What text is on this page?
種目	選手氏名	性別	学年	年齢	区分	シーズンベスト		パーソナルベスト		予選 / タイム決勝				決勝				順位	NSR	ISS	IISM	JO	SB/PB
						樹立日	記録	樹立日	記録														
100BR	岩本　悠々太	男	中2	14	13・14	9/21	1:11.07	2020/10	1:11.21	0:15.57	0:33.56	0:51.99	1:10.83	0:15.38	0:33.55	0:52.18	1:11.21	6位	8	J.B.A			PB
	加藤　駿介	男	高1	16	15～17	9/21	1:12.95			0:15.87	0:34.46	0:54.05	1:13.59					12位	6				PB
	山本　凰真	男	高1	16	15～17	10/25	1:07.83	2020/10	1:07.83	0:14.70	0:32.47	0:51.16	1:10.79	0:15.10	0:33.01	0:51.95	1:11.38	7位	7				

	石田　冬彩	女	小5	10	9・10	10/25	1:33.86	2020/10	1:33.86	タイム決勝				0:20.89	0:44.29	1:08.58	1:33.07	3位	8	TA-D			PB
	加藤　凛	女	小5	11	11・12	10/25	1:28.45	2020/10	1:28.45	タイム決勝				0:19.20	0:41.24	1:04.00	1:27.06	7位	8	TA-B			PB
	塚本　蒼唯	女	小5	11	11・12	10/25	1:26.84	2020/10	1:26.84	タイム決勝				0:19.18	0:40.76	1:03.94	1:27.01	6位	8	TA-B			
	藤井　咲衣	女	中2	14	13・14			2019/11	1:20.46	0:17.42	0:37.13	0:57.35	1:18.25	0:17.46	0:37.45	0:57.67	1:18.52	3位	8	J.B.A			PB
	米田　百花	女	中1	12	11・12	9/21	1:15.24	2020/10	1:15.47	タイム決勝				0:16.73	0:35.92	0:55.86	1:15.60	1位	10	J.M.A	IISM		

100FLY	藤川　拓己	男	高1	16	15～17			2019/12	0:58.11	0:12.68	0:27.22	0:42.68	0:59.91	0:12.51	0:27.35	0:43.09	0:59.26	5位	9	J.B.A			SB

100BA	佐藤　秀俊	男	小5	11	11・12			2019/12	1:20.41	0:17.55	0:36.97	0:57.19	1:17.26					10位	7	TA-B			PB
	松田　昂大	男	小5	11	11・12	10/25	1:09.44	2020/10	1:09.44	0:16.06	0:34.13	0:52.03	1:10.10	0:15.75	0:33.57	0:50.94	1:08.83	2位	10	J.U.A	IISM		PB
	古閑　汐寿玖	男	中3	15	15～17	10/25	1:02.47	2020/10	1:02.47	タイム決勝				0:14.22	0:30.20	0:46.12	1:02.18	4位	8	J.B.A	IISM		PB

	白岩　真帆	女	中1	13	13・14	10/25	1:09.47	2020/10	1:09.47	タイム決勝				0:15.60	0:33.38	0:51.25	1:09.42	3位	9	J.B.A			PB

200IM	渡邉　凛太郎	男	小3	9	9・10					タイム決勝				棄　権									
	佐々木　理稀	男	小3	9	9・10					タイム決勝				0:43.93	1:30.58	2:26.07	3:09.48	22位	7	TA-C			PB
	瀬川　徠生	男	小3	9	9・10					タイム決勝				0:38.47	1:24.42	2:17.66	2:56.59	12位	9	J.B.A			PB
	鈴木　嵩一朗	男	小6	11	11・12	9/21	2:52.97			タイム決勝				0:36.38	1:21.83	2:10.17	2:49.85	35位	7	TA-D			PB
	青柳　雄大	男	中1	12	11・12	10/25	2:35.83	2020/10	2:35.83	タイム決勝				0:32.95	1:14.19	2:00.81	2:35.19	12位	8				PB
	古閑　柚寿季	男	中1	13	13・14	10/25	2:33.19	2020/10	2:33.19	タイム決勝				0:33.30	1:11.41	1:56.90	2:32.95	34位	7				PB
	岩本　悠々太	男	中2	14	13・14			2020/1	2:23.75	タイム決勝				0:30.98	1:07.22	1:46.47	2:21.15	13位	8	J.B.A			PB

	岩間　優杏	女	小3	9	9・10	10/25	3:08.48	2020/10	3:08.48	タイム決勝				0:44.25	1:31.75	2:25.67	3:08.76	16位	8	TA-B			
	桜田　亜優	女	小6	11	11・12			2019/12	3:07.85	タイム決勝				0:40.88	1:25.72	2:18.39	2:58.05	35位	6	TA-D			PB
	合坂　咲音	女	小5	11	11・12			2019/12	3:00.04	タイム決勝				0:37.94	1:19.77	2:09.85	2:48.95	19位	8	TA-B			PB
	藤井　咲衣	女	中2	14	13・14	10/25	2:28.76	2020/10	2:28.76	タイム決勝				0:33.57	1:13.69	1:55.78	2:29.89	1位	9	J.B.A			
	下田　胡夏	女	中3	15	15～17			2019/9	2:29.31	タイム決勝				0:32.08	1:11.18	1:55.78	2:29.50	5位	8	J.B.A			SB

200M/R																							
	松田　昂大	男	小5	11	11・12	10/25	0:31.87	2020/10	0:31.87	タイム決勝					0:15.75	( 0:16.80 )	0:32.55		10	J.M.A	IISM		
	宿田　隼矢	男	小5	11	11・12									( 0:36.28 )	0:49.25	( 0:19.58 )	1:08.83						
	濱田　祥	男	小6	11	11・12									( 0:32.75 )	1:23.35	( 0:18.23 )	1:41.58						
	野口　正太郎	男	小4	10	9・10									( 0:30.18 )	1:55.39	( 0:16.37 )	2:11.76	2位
+++++
§ WHAT IS REQUIRED
Copy all the records above exactly, missing none.

§ REPLY
What text is on this page?
種目	選手氏名	性別	学年	年齢	区分	シーズンベスト		パーソナルベスト		予選 / タイム決勝				決勝				順位	NSR	ISS	IISM	JO	SB/PB
						樹立日	記録	樹立日	記録														
100BR	岩本　悠々太	男	中2	14	13・14	9/21	1:11.07	2020/10	1:11.21	0:15.57	0:33.56	0:51.99	1:10.83	0:15.38	0:33.55	0:52.18	1:11.21	6位	8	J.B.A			PB
	加藤　駿介	男	高1	16	15～17	9/21	1:12.95			0:15.87	0:34.46	0:54.05	1:13.59					12位	6				PB
	山本　凰真	男	高1	16	15～17	10/25	1:07.83	2020/10	1:07.83	0:14.70	0:32.47	0:51.16	1:10.79	0:15.10	0:33.01	0:51.95	1:11.38	7位	7				

	石田　冬彩	女	小5	10	9・10	10/25	1:33.86	2020/10	1:33.86	タイム決勝				0:20.89	0:44.29	1:08.58	1:33.07	3位	8	TA-D			PB
	加藤　凛	女	小5	11	11・12	10/25	1:28.45	2020/10	1:28.45	タイム決勝				0:19.20	0:41.24	1:04.00	1:27.06	7位	8	TA-B			PB
	塚本　蒼唯	女	小5	11	11・12	10/25	1:26.84	2020/10	1:26.84	タイム決勝				0:19.18	0:40.76	1:03.94	1:27.01	6位	8	TA-B			
	藤井　咲衣	女	中2	14	13・14			2019/11	1:20.46	0:17.42	0:37.13	0:57.35	1:18.25	0:17.46	0:37.45	0:57.67	1:18.52	3位	8	J.B.A			PB
	米田　百花	女	中1	12	11・12	9/21	1:15.24	2020/10	1:15.47	タイム決勝				0:16.73	0:35.92	0:55.86	1:15.60	1位	10	J.M.A	IISM		

100FLY	藤川　拓己	男	高1	16	15～17			2019/12	0:58.11	0:12.68	0:27.22	0:42.68	0:59.91	0:12.51	0:27.35	0:43.09	0:59.26	5位	9	J.B.A			SB

100BA	佐藤　秀俊	男	小5	11	11・12			2019/12	1:20.41	0:17.55	0:36.97	0:57.19	1:17.26					10位	7	TA-B			PB
	松田　昂大	男	小5	11	11・12	10/25	1:09.44	2020/10	1:09.44	0:16.06	0:34.13	0:52.03	1:10.10	0:15.75	0:33.57	0:50.94	1:08.83	2位	10	J.U.A	IISM		PB
	古閑　汐寿玖	男	中3	15	15～17	10/25	1:02.47	2020/10	1:02.47	タイム決勝				0:14.22	0:30.20	0:46.12	1:02.18	4位	8	J.B.A	IISM		PB

	白岩　真帆	女	中1	13	13・14	10/25	1:09.47	2020/10	1:09.47	タイム決勝				0:15.60	0:33.38	0:51.25	1:09.42	3位	9	J.B.A			PB

200IM	渡邉　凛太郎	男	小3	9	9・10					タイム決勝				棄　権									
	佐々木　理稀	男	小3	9	9・10					タイム決勝				0:43.93	1:30.58	2:26.07	3:09.48	22位	7	TA-C			PB
	瀬川　徠生	男	小3	9	9・10					タイム決勝				0:38.47	1:24.42	2:17.66	2:56.59	12位	9	J.B.A			PB
	鈴木　嵩一朗	男	小6	11	11・12	9/21	2:52.97			タイム決勝				0:36.38	1:21.83	2:10.17	2:49.85	35位	7	TA-D			PB
	青柳　雄大	男	中1	12	11・12	10/25	2:35.83	2020/10	2:35.83	タイム決勝				0:32.95	1:14.19	2:00.81	2:35.19	12位	8				PB
	古閑　柚寿季	男	中1	13	13・14	10/25	2:33.19	2020/10	2:33.19	タイム決勝				0:33.30	1:11.41	1:56.90	2:32.95	34位	7				PB
	岩本　悠々太	男	中2	14	13・14			2020/1	2:23.75	タイム決勝				0:30.98	1:07.22	1:46.47	2:21.15	13位	8	J.B.A			PB

	岩間　優杏	女	小3	9	9・10	10/25	3:08.48	2020/10	3:08.48	タイム決勝				0:44.25	1:31.75	2:25.67	3:08.76	16位	8	TA-B			
	桜田　亜優	女	小6	11	11・12			2019/12	3:07.85	タイム決勝				0:40.88	1:25.72	2:18.39	2:58.05	35位	6	TA-D			PB
	合坂　咲音	女	小5	11	11・12			2019/12	3:00.04	タイム決勝				0:37.94	1:19.77	2:09.85	2:48.95	19位	8	TA-B			PB
	藤井　咲衣	女	中2	14	13・14	10/25	2:28.76	2020/10	2:28.76	タイム決勝				0:33.57	1:13.69	1:55.78	2:29.89	1位	9	J.B.A			
	下田　胡夏	女	中3	15	15～17			2019/9	2:29.31	タイム決勝				0:32.08	1:11.18	1:55.78	2:29.50	5位	8	J.B.A			SB

200M/R																							
	松田　昂大	男	小5	11	11・12	10/25	0:31.87	2020/10	0:31.87	タイム決勝					0:15.75	( 0:16.80 )	0:32.55		10	J.M.A	IISM		
	宿田　隼矢	男	小5	11	11・12									( 0:36.28 )	0:49.25	( 0:19.58 )	1:08.83						
	濱田　祥	男	小6	11	11・12									( 0:32.75 )	1:23.35	( 0:18.23 )	1:41.58						
	野口　正太郎	男	小4	10	9・10									( 0:30.18 )	1:55.39	( 0:16.37 )	2:11.76	2位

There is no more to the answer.